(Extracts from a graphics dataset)
-- START --
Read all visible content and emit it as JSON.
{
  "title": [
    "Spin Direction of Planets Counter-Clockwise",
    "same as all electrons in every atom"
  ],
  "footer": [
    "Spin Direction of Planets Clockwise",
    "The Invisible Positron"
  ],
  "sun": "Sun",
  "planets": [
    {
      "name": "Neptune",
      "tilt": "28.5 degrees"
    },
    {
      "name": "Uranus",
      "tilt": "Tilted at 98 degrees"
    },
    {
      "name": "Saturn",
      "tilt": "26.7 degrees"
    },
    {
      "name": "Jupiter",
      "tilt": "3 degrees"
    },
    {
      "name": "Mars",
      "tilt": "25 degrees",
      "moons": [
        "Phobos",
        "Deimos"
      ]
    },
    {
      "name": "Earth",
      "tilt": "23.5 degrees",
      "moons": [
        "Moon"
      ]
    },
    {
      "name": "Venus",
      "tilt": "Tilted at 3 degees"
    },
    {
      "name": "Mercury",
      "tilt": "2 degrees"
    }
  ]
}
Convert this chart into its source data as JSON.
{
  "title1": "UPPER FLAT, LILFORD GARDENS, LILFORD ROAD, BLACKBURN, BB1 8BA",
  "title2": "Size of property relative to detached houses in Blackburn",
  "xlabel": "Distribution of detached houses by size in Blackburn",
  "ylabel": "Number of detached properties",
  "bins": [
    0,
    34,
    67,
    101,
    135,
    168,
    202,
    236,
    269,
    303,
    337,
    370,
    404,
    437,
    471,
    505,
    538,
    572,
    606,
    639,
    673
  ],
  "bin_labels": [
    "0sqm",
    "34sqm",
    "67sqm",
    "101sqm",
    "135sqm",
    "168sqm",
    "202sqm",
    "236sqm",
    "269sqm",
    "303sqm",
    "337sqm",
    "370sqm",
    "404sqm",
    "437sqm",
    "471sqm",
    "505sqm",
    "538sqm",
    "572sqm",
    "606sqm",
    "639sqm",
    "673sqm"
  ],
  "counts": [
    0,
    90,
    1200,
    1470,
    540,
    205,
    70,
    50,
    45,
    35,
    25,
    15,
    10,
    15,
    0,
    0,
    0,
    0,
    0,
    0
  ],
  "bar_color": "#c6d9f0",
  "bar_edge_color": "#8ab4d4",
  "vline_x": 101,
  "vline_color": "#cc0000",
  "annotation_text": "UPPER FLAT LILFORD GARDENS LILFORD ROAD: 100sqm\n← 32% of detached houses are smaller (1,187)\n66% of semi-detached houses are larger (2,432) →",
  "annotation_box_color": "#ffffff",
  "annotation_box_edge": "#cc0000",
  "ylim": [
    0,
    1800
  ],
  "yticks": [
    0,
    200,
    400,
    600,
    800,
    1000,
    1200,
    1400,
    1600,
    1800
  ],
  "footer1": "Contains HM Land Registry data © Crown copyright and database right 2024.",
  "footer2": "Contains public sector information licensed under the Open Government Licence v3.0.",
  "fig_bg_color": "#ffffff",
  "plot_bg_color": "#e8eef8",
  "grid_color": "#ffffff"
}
-- END --
### Request
Report how many lines of the entries hold the string "houses". Provide the number alone.

### Written response
3